What the task asks:
Report every line of the records that contains the word "Leidenschaft", treating case as significant.

[Dataset entries]

[Start]

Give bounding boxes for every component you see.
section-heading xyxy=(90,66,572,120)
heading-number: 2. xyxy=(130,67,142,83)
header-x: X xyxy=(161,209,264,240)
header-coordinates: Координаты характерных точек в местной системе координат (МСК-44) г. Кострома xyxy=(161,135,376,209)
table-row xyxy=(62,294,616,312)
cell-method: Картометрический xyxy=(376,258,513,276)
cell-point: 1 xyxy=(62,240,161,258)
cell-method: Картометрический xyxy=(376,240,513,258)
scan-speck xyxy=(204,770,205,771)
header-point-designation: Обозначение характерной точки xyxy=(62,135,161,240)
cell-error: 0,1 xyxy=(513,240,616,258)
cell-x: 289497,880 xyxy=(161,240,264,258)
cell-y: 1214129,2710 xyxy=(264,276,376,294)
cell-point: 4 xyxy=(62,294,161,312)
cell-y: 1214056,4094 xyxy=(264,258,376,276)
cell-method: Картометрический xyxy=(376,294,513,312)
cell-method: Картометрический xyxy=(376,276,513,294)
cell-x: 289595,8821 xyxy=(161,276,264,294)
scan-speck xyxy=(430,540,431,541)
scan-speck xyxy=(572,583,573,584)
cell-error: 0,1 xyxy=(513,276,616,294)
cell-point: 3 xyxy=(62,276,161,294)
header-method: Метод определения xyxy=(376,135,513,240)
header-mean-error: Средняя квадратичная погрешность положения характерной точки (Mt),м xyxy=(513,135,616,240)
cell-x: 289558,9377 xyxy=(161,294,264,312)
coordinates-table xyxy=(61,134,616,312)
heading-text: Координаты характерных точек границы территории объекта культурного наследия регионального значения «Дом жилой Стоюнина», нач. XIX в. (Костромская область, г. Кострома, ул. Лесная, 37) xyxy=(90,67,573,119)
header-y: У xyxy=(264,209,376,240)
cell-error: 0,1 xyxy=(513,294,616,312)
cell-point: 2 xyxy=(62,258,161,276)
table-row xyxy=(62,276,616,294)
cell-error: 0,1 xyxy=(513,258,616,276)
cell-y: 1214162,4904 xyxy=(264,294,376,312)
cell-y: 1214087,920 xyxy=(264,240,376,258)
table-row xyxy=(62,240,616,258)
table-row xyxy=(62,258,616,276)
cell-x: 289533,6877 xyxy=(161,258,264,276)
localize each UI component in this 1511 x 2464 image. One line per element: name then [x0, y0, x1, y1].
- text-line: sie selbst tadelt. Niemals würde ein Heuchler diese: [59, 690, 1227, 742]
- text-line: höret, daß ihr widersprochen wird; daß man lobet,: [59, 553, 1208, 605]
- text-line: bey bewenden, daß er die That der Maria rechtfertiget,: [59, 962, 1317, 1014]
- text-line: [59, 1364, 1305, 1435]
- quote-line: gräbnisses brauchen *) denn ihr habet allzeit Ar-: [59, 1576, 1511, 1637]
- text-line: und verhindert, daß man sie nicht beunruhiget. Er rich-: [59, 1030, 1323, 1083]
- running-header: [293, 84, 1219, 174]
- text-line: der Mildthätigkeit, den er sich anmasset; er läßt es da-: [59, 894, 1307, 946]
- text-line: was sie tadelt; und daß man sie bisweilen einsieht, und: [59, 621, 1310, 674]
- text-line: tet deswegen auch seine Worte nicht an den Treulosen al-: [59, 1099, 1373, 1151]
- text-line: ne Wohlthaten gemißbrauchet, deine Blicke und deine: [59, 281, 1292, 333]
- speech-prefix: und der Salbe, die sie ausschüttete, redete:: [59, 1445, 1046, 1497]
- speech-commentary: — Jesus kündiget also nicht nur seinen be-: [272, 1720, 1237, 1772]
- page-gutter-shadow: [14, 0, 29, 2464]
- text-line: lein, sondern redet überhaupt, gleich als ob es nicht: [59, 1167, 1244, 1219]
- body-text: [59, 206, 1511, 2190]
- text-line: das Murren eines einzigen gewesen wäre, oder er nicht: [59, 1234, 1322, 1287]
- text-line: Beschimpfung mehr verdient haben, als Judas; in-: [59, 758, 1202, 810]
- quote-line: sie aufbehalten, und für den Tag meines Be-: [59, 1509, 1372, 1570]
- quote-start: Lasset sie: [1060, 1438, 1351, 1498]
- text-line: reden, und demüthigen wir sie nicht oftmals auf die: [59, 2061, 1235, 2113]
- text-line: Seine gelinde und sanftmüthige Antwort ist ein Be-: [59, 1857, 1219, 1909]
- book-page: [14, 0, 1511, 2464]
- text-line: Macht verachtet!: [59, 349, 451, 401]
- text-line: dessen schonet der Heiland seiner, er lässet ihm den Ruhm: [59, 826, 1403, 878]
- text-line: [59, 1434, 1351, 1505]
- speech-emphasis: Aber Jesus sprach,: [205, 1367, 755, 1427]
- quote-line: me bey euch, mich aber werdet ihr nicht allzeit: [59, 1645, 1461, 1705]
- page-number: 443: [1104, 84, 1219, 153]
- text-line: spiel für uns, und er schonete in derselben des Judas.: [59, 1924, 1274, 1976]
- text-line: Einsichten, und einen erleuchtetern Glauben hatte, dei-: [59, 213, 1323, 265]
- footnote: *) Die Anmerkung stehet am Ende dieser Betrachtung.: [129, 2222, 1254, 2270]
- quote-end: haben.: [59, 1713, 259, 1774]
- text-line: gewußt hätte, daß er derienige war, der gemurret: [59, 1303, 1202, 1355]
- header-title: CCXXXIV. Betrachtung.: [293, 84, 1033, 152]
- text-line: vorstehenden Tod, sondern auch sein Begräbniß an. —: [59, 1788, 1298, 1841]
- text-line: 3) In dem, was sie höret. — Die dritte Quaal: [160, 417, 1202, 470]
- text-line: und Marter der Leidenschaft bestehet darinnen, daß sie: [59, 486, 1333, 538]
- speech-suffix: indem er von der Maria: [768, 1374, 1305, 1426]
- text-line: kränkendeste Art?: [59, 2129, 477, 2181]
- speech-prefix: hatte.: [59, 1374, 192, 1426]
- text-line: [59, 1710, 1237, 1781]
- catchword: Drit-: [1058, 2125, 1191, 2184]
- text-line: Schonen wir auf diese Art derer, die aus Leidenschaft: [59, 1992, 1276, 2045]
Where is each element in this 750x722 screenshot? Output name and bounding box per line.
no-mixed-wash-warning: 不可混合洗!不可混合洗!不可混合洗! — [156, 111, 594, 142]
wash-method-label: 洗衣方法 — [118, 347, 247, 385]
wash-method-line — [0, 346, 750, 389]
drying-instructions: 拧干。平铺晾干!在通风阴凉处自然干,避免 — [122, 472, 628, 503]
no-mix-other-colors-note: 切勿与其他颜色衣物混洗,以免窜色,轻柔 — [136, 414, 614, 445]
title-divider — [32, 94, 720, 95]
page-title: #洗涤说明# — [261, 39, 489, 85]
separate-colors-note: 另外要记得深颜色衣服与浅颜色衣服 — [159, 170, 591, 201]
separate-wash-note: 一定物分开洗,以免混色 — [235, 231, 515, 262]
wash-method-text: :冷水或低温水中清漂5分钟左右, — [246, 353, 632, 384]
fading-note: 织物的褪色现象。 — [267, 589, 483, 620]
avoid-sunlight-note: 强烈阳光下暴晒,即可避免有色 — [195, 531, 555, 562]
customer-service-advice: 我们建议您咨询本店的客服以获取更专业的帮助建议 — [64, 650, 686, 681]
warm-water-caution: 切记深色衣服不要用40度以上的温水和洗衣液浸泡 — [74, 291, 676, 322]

[End]

Answer to the problem:
- text-line: und Marter der Leidenschaft bestehet darinnen, daß sie: [59, 486, 1333, 538]
- text-line: Schonen wir auf diese Art derer, die aus Leidenschaft: [59, 1992, 1276, 2045]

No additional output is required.